▶ [Records excerpted from a collection]
□ □ □ □

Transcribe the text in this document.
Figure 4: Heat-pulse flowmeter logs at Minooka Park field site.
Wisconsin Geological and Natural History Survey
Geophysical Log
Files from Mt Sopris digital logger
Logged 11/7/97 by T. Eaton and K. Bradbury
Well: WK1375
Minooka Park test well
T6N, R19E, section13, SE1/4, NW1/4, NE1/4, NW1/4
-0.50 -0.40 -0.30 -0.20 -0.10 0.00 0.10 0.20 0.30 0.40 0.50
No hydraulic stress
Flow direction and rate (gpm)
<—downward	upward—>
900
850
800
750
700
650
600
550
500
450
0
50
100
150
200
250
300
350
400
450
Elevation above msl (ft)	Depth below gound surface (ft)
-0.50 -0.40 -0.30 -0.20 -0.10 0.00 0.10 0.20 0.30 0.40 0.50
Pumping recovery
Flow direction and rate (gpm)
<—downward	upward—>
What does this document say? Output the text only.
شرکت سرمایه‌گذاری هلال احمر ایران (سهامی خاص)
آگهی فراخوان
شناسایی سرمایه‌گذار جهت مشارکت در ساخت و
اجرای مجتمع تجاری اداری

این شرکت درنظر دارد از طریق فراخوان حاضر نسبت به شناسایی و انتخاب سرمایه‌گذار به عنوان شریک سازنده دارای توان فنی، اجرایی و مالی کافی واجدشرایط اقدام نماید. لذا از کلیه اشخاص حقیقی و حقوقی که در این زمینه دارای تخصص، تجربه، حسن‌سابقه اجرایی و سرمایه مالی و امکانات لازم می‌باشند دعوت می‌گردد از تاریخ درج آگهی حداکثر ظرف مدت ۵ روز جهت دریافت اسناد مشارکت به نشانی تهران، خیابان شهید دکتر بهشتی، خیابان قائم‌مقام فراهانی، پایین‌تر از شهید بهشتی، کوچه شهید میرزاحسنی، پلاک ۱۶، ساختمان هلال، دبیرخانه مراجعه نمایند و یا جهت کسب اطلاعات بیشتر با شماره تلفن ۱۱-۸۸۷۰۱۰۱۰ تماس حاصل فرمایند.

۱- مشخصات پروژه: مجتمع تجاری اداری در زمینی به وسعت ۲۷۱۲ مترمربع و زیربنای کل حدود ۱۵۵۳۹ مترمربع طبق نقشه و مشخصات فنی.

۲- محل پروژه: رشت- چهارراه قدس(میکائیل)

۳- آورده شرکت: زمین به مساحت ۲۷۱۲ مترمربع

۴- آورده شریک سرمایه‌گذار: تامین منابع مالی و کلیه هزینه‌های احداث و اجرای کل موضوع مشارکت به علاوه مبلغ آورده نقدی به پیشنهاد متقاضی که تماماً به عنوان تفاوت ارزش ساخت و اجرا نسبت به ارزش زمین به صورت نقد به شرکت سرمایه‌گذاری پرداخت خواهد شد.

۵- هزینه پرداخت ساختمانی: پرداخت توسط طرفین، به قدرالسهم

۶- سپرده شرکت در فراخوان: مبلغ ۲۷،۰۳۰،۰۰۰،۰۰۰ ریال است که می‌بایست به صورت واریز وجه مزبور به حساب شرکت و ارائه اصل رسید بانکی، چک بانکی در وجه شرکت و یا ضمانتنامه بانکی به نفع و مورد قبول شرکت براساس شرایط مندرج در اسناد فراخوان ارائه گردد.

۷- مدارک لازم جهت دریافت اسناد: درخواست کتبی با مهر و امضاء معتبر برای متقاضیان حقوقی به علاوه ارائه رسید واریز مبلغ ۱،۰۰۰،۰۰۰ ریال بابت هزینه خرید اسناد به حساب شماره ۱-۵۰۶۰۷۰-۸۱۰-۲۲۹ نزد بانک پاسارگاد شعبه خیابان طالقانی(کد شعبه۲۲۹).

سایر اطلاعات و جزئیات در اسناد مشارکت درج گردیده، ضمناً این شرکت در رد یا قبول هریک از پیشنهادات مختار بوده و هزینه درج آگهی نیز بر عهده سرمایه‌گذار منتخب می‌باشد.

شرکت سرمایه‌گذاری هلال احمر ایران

□ □ □ □

▶ [TASK REQUIREMENTS] Among the lines above, how many contain the string "اطلاعات"? State the number alone.

▶ [RESPONSE TO THE TASK] 2